Exercise prompt => Lines that hold the word "axis" should be located and copied.

Dataset extract =>

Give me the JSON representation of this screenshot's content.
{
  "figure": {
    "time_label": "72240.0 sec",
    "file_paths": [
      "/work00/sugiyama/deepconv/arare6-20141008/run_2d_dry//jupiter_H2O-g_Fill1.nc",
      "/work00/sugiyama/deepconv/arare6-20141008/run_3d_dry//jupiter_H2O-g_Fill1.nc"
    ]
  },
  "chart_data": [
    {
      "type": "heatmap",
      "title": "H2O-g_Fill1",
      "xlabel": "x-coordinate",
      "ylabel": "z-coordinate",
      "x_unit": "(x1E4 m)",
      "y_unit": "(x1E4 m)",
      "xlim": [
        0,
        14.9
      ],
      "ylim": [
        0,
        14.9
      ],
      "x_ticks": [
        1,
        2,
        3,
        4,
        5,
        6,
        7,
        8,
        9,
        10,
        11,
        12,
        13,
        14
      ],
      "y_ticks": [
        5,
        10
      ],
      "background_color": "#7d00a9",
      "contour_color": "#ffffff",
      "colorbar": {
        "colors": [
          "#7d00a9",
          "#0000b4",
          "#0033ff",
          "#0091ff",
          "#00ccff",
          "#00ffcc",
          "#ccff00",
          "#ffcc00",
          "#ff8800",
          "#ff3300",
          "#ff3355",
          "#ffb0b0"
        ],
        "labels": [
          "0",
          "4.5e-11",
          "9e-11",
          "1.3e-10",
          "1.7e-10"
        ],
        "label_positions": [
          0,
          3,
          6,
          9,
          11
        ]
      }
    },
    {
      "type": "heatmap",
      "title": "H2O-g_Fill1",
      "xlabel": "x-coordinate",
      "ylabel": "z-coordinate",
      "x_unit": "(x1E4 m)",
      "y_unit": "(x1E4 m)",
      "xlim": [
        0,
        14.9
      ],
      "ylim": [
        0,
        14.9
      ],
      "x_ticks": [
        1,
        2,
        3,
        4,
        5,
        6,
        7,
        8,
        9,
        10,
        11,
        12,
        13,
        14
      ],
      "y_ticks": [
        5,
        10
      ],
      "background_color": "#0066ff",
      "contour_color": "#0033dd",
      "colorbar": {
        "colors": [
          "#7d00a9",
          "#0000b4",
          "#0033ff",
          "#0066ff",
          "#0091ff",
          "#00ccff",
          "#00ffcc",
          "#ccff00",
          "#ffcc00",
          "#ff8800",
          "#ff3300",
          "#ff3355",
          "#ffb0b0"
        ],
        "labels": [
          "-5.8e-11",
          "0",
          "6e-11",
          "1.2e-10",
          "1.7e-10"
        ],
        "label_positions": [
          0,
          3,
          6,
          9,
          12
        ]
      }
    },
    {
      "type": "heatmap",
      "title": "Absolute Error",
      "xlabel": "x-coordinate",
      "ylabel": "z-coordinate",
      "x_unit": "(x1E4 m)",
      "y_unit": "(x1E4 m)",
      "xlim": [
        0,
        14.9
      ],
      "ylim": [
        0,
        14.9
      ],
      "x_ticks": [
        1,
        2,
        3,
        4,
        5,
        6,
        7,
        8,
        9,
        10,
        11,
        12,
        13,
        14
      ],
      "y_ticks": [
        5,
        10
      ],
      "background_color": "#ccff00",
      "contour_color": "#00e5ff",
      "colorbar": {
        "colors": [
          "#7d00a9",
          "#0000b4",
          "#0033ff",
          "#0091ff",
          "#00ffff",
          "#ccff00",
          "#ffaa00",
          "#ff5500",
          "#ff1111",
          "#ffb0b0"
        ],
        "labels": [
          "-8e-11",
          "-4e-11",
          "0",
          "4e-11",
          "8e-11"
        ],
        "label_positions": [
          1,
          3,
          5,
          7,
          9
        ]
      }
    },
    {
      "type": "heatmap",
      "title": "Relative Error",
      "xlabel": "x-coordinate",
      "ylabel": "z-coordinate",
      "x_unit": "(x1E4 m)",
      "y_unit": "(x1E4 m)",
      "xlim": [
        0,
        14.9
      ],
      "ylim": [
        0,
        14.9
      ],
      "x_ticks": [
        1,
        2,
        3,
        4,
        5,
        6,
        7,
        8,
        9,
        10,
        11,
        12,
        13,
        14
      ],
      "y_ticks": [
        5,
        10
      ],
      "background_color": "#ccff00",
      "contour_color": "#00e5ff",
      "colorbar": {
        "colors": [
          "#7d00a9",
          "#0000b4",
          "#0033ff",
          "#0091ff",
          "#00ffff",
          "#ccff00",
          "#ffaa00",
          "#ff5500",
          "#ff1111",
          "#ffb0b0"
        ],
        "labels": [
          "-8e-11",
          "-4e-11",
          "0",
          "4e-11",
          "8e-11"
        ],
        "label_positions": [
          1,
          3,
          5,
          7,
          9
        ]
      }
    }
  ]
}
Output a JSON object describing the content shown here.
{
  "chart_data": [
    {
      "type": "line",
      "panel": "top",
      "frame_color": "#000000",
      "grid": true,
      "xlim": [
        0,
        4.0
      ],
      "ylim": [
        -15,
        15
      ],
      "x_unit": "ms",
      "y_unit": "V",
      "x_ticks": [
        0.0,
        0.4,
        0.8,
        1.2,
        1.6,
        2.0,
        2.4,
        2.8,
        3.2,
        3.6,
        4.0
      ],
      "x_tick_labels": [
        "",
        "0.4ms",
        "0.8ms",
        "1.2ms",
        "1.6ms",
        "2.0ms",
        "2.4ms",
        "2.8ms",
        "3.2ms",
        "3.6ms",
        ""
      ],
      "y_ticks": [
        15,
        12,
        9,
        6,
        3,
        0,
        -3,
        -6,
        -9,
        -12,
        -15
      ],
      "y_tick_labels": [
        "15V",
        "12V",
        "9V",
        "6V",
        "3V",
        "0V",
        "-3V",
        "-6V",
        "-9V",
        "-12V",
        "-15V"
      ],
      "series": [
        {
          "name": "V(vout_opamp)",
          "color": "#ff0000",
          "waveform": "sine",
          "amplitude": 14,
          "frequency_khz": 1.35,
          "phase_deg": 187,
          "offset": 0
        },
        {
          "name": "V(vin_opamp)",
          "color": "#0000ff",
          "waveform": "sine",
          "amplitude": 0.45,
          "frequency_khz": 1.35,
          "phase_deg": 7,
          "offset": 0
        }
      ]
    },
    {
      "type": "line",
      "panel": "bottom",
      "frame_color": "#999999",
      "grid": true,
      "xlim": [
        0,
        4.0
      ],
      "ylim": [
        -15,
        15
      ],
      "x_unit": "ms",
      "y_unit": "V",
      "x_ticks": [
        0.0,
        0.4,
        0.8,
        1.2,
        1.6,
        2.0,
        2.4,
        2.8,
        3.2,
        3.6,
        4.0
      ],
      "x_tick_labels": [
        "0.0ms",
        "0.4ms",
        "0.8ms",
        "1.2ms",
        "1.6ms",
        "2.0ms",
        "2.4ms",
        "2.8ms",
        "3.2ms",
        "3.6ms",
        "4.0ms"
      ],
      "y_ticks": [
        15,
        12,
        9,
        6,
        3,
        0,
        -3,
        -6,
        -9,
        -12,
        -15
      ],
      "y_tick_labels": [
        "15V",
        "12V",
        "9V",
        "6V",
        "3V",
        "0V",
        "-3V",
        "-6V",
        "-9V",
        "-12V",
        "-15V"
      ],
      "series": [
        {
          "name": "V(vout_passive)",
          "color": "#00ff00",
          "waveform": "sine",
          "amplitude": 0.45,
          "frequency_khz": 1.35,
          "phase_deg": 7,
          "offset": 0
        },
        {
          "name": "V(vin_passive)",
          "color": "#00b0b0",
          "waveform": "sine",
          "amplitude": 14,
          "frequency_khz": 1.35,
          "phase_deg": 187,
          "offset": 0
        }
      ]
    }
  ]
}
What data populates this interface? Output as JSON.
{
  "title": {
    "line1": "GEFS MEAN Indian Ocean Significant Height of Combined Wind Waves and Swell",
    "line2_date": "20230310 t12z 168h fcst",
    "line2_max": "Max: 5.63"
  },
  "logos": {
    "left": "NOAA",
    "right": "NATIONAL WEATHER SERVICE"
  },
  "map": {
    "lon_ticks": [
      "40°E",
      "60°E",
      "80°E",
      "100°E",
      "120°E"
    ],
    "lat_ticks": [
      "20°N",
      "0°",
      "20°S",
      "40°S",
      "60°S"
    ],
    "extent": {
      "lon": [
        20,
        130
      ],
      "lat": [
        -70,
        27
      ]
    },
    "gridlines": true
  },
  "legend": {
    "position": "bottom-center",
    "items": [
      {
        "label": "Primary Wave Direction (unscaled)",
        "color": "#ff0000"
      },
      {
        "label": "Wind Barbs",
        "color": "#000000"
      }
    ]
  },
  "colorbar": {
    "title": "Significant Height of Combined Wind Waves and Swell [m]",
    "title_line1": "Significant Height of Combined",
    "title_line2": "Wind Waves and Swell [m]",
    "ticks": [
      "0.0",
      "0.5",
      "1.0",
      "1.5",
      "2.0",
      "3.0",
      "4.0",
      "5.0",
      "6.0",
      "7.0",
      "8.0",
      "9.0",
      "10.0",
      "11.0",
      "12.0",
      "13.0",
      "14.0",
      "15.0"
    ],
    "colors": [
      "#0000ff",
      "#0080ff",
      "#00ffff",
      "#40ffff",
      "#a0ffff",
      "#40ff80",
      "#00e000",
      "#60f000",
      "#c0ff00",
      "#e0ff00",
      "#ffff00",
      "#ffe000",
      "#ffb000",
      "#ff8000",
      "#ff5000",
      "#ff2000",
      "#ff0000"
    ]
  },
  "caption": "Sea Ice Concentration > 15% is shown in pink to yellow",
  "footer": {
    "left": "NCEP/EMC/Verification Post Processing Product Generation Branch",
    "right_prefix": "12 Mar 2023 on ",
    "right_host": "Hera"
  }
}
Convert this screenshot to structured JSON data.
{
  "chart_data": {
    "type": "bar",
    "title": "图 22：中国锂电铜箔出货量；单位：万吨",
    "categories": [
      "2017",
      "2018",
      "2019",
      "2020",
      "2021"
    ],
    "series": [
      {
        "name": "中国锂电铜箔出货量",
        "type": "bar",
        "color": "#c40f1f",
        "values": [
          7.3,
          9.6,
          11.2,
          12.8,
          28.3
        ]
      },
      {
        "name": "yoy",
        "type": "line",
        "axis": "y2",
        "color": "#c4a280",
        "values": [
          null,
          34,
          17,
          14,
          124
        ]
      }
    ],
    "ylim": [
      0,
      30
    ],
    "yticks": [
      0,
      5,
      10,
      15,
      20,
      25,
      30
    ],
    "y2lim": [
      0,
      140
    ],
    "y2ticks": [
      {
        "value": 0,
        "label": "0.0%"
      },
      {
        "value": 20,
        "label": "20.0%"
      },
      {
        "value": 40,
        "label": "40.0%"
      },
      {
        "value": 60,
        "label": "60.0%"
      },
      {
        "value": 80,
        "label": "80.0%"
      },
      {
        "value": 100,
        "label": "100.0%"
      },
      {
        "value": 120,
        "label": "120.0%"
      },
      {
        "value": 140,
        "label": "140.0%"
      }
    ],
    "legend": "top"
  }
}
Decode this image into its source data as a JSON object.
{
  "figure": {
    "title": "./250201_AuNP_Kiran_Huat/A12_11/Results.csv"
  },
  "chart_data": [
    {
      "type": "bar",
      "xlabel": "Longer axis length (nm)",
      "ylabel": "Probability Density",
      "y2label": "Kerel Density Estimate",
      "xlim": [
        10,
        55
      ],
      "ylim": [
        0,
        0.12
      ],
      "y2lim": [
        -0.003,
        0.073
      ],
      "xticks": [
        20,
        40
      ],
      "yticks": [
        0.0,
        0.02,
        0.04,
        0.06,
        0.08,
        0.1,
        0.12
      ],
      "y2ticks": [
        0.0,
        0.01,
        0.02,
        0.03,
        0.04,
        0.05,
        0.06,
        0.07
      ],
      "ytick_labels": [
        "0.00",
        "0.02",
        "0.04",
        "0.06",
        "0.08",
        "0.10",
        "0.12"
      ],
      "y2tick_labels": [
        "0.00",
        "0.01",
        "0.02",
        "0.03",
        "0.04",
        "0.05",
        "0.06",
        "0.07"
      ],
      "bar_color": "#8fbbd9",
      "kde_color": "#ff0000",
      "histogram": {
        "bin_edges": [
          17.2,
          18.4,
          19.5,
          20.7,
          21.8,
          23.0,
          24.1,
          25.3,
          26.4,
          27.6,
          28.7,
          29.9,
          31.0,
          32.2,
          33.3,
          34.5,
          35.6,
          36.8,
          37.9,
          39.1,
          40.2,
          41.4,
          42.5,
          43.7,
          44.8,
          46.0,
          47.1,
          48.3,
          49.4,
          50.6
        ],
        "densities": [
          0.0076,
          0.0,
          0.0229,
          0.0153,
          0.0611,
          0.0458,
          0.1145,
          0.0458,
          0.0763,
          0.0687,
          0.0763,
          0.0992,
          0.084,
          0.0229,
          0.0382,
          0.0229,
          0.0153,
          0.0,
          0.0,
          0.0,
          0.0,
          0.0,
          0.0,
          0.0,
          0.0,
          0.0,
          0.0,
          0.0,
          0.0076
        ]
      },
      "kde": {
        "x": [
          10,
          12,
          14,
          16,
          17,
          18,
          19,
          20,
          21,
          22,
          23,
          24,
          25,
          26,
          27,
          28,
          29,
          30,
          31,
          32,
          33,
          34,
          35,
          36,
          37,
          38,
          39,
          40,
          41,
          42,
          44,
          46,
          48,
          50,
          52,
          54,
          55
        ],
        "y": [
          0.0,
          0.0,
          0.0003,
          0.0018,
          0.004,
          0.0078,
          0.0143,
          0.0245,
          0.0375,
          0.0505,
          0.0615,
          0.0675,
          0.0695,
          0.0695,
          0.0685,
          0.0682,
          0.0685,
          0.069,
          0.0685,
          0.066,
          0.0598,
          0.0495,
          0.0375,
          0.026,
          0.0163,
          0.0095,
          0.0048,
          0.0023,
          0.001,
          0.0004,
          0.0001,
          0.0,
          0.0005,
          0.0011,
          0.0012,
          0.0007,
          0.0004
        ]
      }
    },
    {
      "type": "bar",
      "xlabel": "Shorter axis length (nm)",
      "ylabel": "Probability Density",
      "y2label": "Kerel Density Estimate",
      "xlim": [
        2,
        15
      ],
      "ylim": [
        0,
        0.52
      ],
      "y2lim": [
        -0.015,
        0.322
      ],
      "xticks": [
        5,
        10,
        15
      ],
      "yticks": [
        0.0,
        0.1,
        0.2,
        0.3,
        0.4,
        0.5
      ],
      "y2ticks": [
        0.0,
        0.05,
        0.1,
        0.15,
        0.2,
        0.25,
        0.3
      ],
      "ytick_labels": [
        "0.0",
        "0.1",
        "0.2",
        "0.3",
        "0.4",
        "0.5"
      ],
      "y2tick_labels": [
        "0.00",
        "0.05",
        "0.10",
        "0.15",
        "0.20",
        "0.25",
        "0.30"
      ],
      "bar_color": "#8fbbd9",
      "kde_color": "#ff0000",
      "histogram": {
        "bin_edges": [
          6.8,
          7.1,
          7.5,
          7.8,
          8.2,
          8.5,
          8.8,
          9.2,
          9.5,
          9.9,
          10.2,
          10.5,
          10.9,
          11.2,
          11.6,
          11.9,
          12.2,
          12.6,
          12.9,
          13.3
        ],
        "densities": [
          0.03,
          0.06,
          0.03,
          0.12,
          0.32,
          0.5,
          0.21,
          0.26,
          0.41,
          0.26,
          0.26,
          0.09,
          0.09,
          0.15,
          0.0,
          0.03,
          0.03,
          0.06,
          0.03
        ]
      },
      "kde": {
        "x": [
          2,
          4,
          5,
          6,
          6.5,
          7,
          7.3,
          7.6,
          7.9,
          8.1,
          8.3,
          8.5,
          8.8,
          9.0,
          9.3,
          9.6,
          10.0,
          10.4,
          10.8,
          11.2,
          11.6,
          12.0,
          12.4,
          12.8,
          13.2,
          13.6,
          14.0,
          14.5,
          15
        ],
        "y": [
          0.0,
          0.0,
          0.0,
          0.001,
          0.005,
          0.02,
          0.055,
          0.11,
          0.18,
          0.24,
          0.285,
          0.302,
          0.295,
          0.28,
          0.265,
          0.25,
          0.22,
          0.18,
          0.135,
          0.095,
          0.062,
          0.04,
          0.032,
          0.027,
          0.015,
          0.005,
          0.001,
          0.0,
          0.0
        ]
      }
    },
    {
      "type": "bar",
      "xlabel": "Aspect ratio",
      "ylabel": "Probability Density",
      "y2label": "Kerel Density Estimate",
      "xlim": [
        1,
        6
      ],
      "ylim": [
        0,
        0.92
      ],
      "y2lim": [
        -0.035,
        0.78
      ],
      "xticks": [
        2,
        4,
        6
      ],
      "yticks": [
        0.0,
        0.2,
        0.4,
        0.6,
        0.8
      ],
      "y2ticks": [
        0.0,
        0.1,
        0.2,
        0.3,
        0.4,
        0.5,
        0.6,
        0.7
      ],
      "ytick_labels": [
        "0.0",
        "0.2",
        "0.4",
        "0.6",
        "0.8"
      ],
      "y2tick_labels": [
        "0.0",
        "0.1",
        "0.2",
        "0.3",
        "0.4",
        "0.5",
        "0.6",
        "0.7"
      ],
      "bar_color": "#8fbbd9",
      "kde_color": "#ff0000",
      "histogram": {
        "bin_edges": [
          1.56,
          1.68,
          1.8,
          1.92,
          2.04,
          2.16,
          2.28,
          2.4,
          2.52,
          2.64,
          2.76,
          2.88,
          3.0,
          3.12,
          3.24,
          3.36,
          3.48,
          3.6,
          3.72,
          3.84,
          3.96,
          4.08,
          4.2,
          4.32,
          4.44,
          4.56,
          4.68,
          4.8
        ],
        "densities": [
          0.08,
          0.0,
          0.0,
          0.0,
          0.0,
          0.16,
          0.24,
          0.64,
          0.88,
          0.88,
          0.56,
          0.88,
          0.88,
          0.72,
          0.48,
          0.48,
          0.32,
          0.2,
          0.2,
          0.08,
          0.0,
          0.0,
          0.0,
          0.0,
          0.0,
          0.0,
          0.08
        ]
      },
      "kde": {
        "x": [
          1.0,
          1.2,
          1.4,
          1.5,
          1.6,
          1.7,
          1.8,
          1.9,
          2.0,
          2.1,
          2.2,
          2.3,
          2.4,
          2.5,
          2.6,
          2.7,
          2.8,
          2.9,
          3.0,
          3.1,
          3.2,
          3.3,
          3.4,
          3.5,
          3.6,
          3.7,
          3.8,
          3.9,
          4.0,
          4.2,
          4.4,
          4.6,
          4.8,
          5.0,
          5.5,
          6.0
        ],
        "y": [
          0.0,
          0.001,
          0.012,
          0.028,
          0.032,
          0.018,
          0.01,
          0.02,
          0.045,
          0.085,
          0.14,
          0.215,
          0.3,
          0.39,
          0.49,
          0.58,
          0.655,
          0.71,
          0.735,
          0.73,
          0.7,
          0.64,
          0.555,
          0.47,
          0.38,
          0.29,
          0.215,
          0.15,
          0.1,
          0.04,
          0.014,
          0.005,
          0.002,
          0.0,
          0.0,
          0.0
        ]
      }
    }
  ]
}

Result below =>
        "axis": "y2",
      "xlabel": "Longer axis length (nm)",
      "xlabel": "Shorter axis length (nm)",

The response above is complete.